▸ Short exercise:
Make an exact copy of all the material below, apart from the pictures.

▸ Data records:
--
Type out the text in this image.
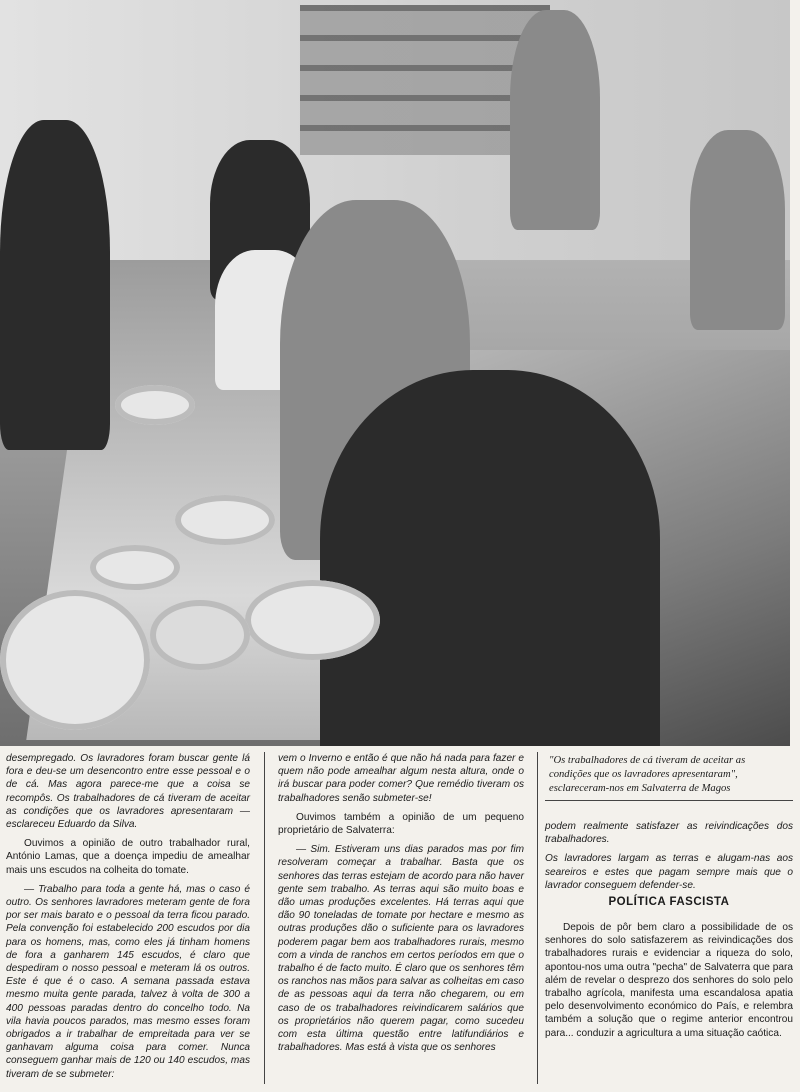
desempregado. Os lavradores foram buscar gente lá fora e deu-se um desencontro entre esse pessoal e o de cá. Mas agora parece-me que a coisa se recompôs. Os trabalhadores de cá tiveram de aceitar as condições que os lavradores apresentaram — esclareceu Eduardo da Silva.

Ouvimos a opinião de outro trabalhador rural, António Lamas, que a doença impediu de amealhar mais uns escudos na colheita do tomate.

— Trabalho para toda a gente há, mas o caso é outro. Os senhores lavradores meteram gente de fora por ser mais barato e o pessoal da terra ficou parado. Pela convenção foi estabelecido 200 escudos por dia para os homens, mas, como eles já tinham homens de fora a ganharem 145 escudos, é claro que despediram o nosso pessoal e meteram lá os outros. Este é que é o caso. A semana passada estava mesmo muita gente parada, talvez à volta de 300 a 400 pessoas paradas dentro do concelho todo. Na vila havia poucos parados, mas mesmo esses foram obrigados a ir trabalhar de empreitada para ver se ganhavam alguma coisa para comer. Nunca conseguem ganhar mais de 120 ou 140 escudos, mas tiveram de se submeter:

vem o Inverno e então é que não há nada para fazer e quem não pode amealhar algum nesta altura, onde o irá buscar para poder comer? Que remédio tiveram os trabalhadores senão submeter-se!

Ouvimos também a opinião de um pequeno proprietário de Salvaterra:

— Sim. Estiveram uns dias parados mas por fim resolveram começar a trabalhar. Basta que os senhores das terras estejam de acordo para não haver gente sem trabalho. As terras aqui são muito boas e dão umas produções excelentes. Há terras aqui que dão 90 toneladas de tomate por hectare e mesmo as outras produções dão o suficiente para os lavradores poderem pagar bem aos trabalhadores rurais, mesmo com a vinda de ranchos em certos períodos em que o trabalho é de facto muito. É claro que os senhores têm os ranchos nas mãos para salvar as colheitas em caso de as pessoas aqui da terra não chegarem, ou em caso de os trabalhadores reivindicarem salários que os proprietários não querem pagar, como sucedeu com esta última questão entre latifundiários e trabalhadores. Mas está à vista que os senhores

"Os trabalhadores de cá tiveram de aceitar as condições que os lavradores apresentaram", esclareceram-nos em Salvaterra de Magos

podem realmente satisfazer as reivindicações dos trabalhadores.

Os lavradores largam as terras e alugam-nas aos seareiros e estes que pagam sempre mais que o lavrador conseguem defender-se.

POLÍTICA FASCISTA

Depois de pôr bem claro a possibilidade de os senhores do solo satisfazerem as reivindicações dos trabalhadores rurais e evidenciar a riqueza do solo, apontou-nos uma outra "pecha" de Salvaterra que para além de revelar o desprezo dos senhores do solo pelo trabalho agrícola, manifesta uma escandalosa apatia pelo desenvolvimento económico do País, e relembra também a solução que o regime anterior encontrou para... conduzir a agricultura a uma situação caótica.
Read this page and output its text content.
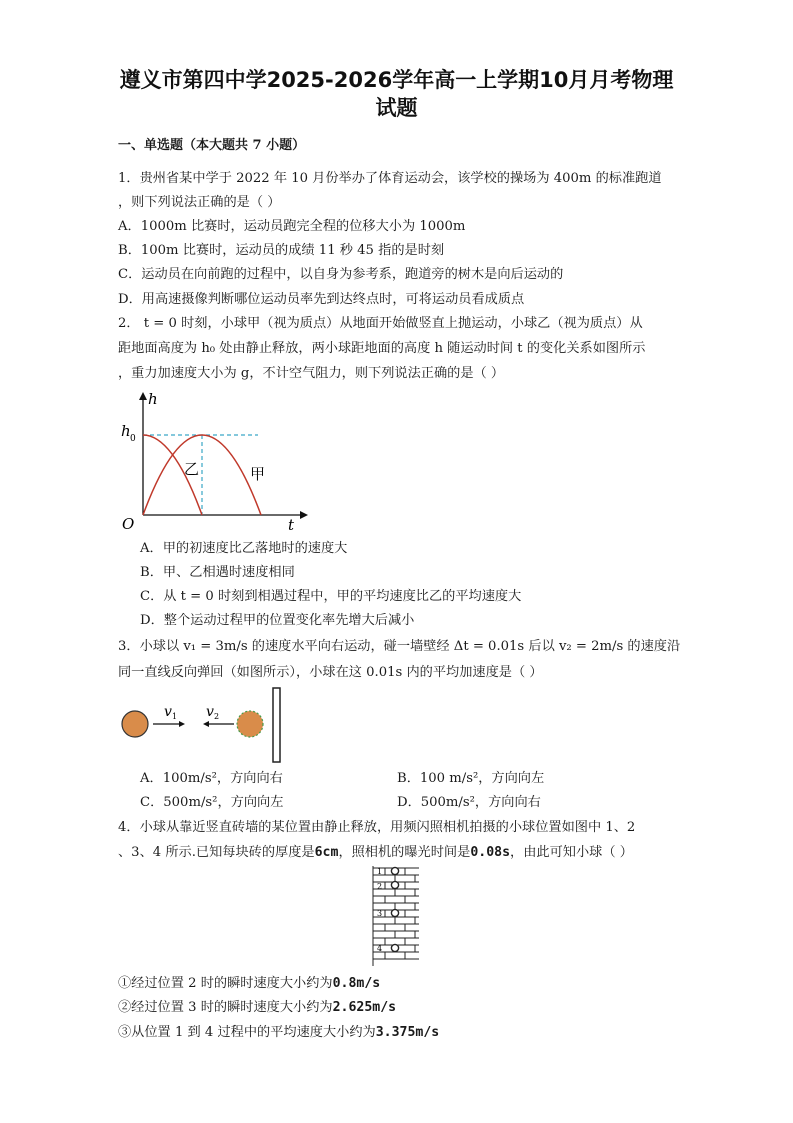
遵义市第四中学2025-2026学年高一上学期10月月考物理
试题
一、单选题（本大题共 7 小题）
1．贵州省某中学于 2022 年 10 月份举办了体育运动会，该学校的操场为 400m 的标准跑道
，则下列说法正确的是（ ）
A．1000m 比赛时，运动员跑完全程的位移大小为 1000m
B．100m 比赛时，运动员的成绩 11 秒 45 指的是时刻
C．运动员在向前跑的过程中，以自身为参考系，跑道旁的树木是向后运动的
D．用高速摄像判断哪位运动员率先到达终点时，可将运动员看成质点
2． t = 0 时刻，小球甲（视为质点）从地面开始做竖直上抛运动，小球乙（视为质点）从
距地面高度为 h₀ 处由静止释放，两小球距地面的高度 h 随运动时间 t 的变化关系如图所示
，重力加速度大小为 g，不计空气阻力，则下列说法正确的是（ ）
h
t
O
h 0
乙	甲
A．甲的初速度比乙落地时的速度大
B．甲、乙相遇时速度相同
C．从 t = 0 时刻到相遇过程中，甲的平均速度比乙的平均速度大
D．整个运动过程甲的位置变化率先增大后减小
3．小球以 v₁ = 3m/s 的速度水平向右运动，碰一墙壁经 Δt = 0.01s 后以 v₂ = 2m/s 的速度沿
同一直线反向弹回（如图所示），小球在这 0.01s 内的平均加速度是（ ）
v 1 v 2
A．100m/s²，方向向右	B．100 m/s²，方向向左
C．500m/s²，方向向左	D．500m/s²，方向向右
4．小球从靠近竖直砖墙的某位置由静止释放，用频闪照相机拍摄的小球位置如图中 1、2
、3、4 所示.已知每块砖的厚度是6cm，照相机的曝光时间是0.08s，由此可知小球（ ）
1
2
3
4
①经过位置 2 时的瞬时速度大小约为0.8m/s
②经过位置 3 时的瞬时速度大小约为2.625m/s
③从位置 1 到 4 过程中的平均速度大小约为3.375m/s
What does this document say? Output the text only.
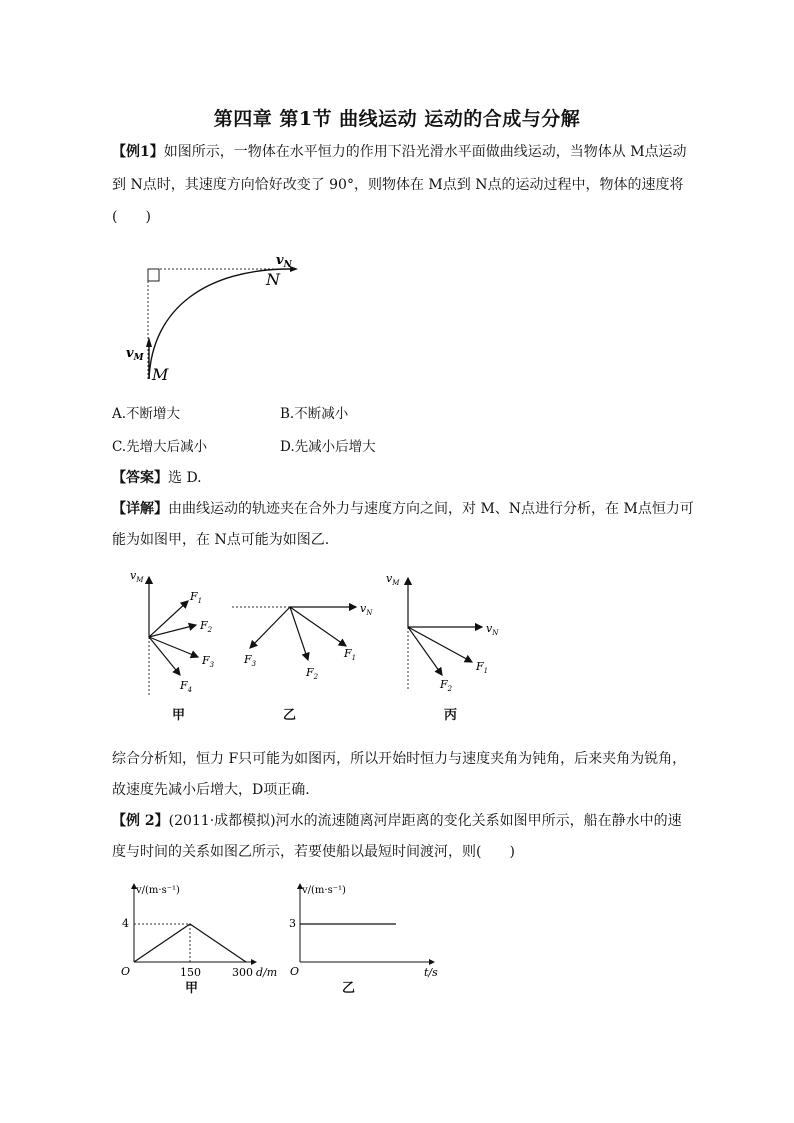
第四章 第1节 曲线运动 运动的合成与分解
【例1】如图所示，一物体在水平恒力的作用下沿光滑水平面做曲线运动，当物体从 M点运动
到 N点时，其速度方向恰好改变了 90°，则物体在 M点到 N点的运动过程中，物体的速度将
(　　)
$v_N$
N
$v_M$
M
A.不断增大	B.不断减小
C.先增大后减小	D.先减小后增大
【答案】选 D.
【详解】由曲线运动的轨迹夹在合外力与速度方向之间，对 M、N点进行分析，在 M点恒力可
能为如图甲，在 N点可能为如图乙.
$v_M$
$F_1$
$F_2$
$F_3$
$F_4$
甲
$v_N$
$F_1$
$F_2$
$F_3$
乙
$v_M$
$v_N$
$F_1$
$F_2$
丙
综合分析知，恒力 F只可能为如图丙，所以开始时恒力与速度夹角为钝角，后来夹角为锐角，
故速度先减小后增大，D项正确.
【例 2】(2011·成都模拟)河水的流速随离河岸距离的变化关系如图甲所示，船在静水中的速
度与时间的关系如图乙所示，若要使船以最短时间渡河，则(　　)
v/(m·s⁻¹)
4
O	150	300 d/m
甲
v/(m·s⁻¹)
3
O	t/s
乙
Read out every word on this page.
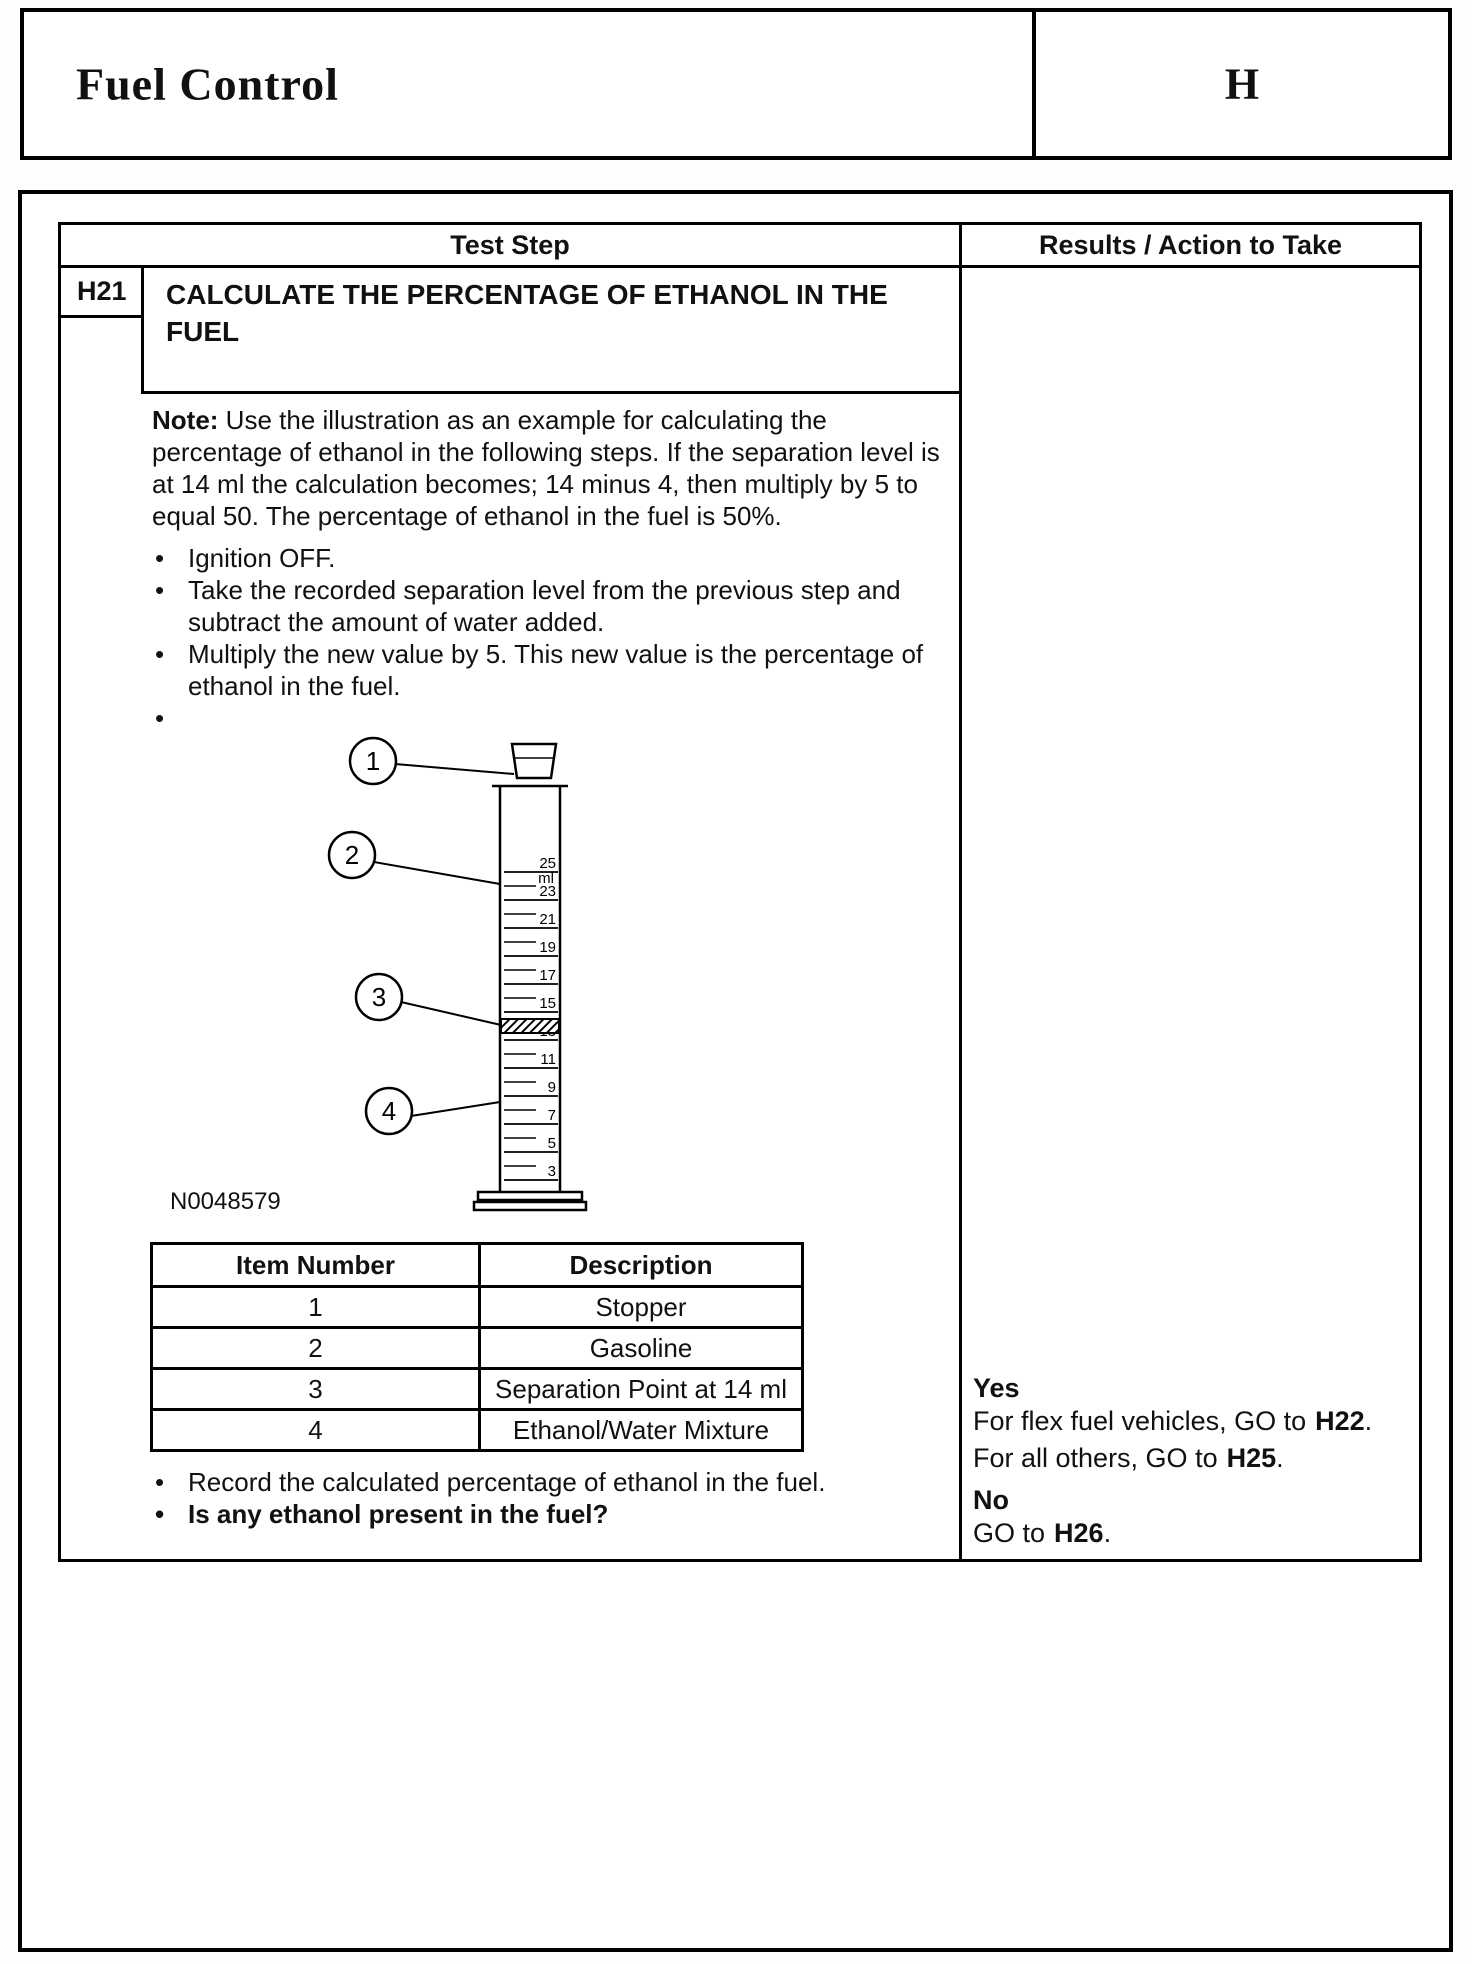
Fuel Control	H
Test Step	Results / Action to Take
H21	CALCULATE THE PERCENTAGE OF ETHANOL IN THE FUEL
Note: Use the illustration as an example for calculating the percentage of ethanol in the following steps. If the separation level is at 14 ml the calculation becomes; 14 minus 4, then multiply by 5 to equal 50. The percentage of ethanol in the fuel is 50%.
• Ignition OFF.
• Take the recorded separation level from the previous step and subtract the amount of water added.
• Multiply the new value by 5. This new value is the percentage of ethanol in the fuel.
•
1
2
3
4
25
ml
23
21
19
17
15
11
9
7
5
3
N0048579
Item Number	Description
1	Stopper
2	Gasoline
3	Separation Point at 14 ml
4	Ethanol/Water Mixture
• Record the calculated percentage of ethanol in the fuel.
• Is any ethanol present in the fuel?
Yes
For flex fuel vehicles, GO to H22.
For all others, GO to H25.
No
GO to H26.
--
▸ Reply:
Type out the text in this image.
desempregado. Os lavradores foram buscar gente lá fora e deu-se um desencontro entre esse pessoal e o de cá. Mas agora parece-me que a coisa se recompôs. Os trabalhadores de cá tiveram de aceitar as condições que os lavradores apresentaram — esclareceu Eduardo da Silva.

Ouvimos a opinião de outro trabalhador rural, António Lamas, que a doença impediu de amealhar mais uns escudos na colheita do tomate.

— Trabalho para toda a gente há, mas o caso é outro. Os senhores lavradores meteram gente de fora por ser mais barato e o pessoal da terra ficou parado. Pela convenção foi estabelecido 200 escudos por dia para os homens, mas, como eles já tinham homens de fora a ganharem 145 escudos, é claro que despediram o nosso pessoal e meteram lá os outros. Este é que é o caso. A semana passada estava mesmo muita gente parada, talvez à volta de 300 a 400 pessoas paradas dentro do concelho todo. Na vila havia poucos parados, mas mesmo esses foram obrigados a ir trabalhar de empreitada para ver se ganhavam alguma coisa para comer. Nunca conseguem ganhar mais de 120 ou 140 escudos, mas tiveram de se submeter:

vem o Inverno e então é que não há nada para fazer e quem não pode amealhar algum nesta altura, onde o irá buscar para poder comer? Que remédio tiveram os trabalhadores senão submeter-se!

Ouvimos também a opinião de um pequeno proprietário de Salvaterra:

— Sim. Estiveram uns dias parados mas por fim resolveram começar a trabalhar. Basta que os senhores das terras estejam de acordo para não haver gente sem trabalho. As terras aqui são muito boas e dão umas produções excelentes. Há terras aqui que dão 90 toneladas de tomate por hectare e mesmo as outras produções dão o suficiente para os lavradores poderem pagar bem aos trabalhadores rurais, mesmo com a vinda de ranchos em certos períodos em que o trabalho é de facto muito. É claro que os senhores têm os ranchos nas mãos para salvar as colheitas em caso de as pessoas aqui da terra não chegarem, ou em caso de os trabalhadores reivindicarem salários que os proprietários não querem pagar, como sucedeu com esta última questão entre latifundiários e trabalhadores. Mas está à vista que os senhores

"Os trabalhadores de cá tiveram de aceitar as condições que os lavradores apresentaram", esclareceram-nos em Salvaterra de Magos

podem realmente satisfazer as reivindicações dos trabalhadores.

Os lavradores largam as terras e alugam-nas aos seareiros e estes que pagam sempre mais que o lavrador conseguem defender-se.

POLÍTICA FASCISTA

Depois de pôr bem claro a possibilidade de os senhores do solo satisfazerem as reivindicações dos trabalhadores rurais e evidenciar a riqueza do solo, apontou-nos uma outra "pecha" de Salvaterra que para além de revelar o desprezo dos senhores do solo pelo trabalho agrícola, manifesta uma escandalosa apatia pelo desenvolvimento económico do País, e relembra também a solução que o regime anterior encontrou para... conduzir a agricultura a uma situação caótica.
Read this page and output its text content.
遵义市第四中学2025-2026学年高一上学期10月月考物理
试题
一、单选题（本大题共 7 小题）
1．贵州省某中学于 2022 年 10 月份举办了体育运动会，该学校的操场为 400m 的标准跑道
，则下列说法正确的是（ ）
A．1000m 比赛时，运动员跑完全程的位移大小为 1000m
B．100m 比赛时，运动员的成绩 11 秒 45 指的是时刻
C．运动员在向前跑的过程中，以自身为参考系，跑道旁的树木是向后运动的
D．用高速摄像判断哪位运动员率先到达终点时，可将运动员看成质点
2． t = 0 时刻，小球甲（视为质点）从地面开始做竖直上抛运动，小球乙（视为质点）从
距地面高度为 h₀ 处由静止释放，两小球距地面的高度 h 随运动时间 t 的变化关系如图所示
，重力加速度大小为 g，不计空气阻力，则下列说法正确的是（ ）
h
t
O
h 0
乙	甲
A．甲的初速度比乙落地时的速度大
B．甲、乙相遇时速度相同
C．从 t = 0 时刻到相遇过程中，甲的平均速度比乙的平均速度大
D．整个运动过程甲的位置变化率先增大后减小
3．小球以 v₁ = 3m/s 的速度水平向右运动，碰一墙壁经 Δt = 0.01s 后以 v₂ = 2m/s 的速度沿
同一直线反向弹回（如图所示），小球在这 0.01s 内的平均加速度是（ ）
v 1 v 2
A．100m/s²，方向向右	B．100 m/s²，方向向左
C．500m/s²，方向向左	D．500m/s²，方向向右
4．小球从靠近竖直砖墙的某位置由静止释放，用频闪照相机拍摄的小球位置如图中 1、2
、3、4 所示.已知每块砖的厚度是6cm，照相机的曝光时间是0.08s，由此可知小球（ ）
1
2
3
4
①经过位置 2 时的瞬时速度大小约为0.8m/s
②经过位置 3 时的瞬时速度大小约为2.625m/s
③从位置 1 到 4 过程中的平均速度大小约为3.375m/s
What does this document say? Output the text only.
第四章 第1节 曲线运动 运动的合成与分解
【例1】如图所示，一物体在水平恒力的作用下沿光滑水平面做曲线运动，当物体从 M点运动
到 N点时，其速度方向恰好改变了 90°，则物体在 M点到 N点的运动过程中，物体的速度将
(　　)
$v_N$
N
$v_M$
M
A.不断增大	B.不断减小
C.先增大后减小	D.先减小后增大
【答案】选 D.
【详解】由曲线运动的轨迹夹在合外力与速度方向之间，对 M、N点进行分析，在 M点恒力可
能为如图甲，在 N点可能为如图乙.
$v_M$
$F_1$
$F_2$
$F_3$
$F_4$
甲
$v_N$
$F_1$
$F_2$
$F_3$
乙
$v_M$
$v_N$
$F_1$
$F_2$
丙
综合分析知，恒力 F只可能为如图丙，所以开始时恒力与速度夹角为钝角，后来夹角为锐角，
故速度先减小后增大，D项正确.
【例 2】(2011·成都模拟)河水的流速随离河岸距离的变化关系如图甲所示，船在静水中的速
度与时间的关系如图乙所示，若要使船以最短时间渡河，则(　　)
v/(m·s⁻¹)
4
O	150	300 d/m
甲
v/(m·s⁻¹)
3
O	t/s
乙
Read out every word on this page.
Fuel Control	H
Test Step	Results / Action to Take
H21	CALCULATE THE PERCENTAGE OF ETHANOL IN THE FUEL
Note: Use the illustration as an example for calculating the percentage of ethanol in the following steps. If the separation level is at 14 ml the calculation becomes; 14 minus 4, then multiply by 5 to equal 50. The percentage of ethanol in the fuel is 50%.
• Ignition OFF.
• Take the recorded separation level from the previous step and subtract the amount of water added.
• Multiply the new value by 5. This new value is the percentage of ethanol in the fuel.
•
1
2
3
4
25
ml
23
21
19
17
15
11
9
7
5
3
N0048579
Item Number	Description
1	Stopper
2	Gasoline
3	Separation Point at 14 ml
4	Ethanol/Water Mixture
• Record the calculated percentage of ethanol in the fuel.
• Is any ethanol present in the fuel?
Yes
For flex fuel vehicles, GO to H22.
For all others, GO to H25.
No
GO to H26.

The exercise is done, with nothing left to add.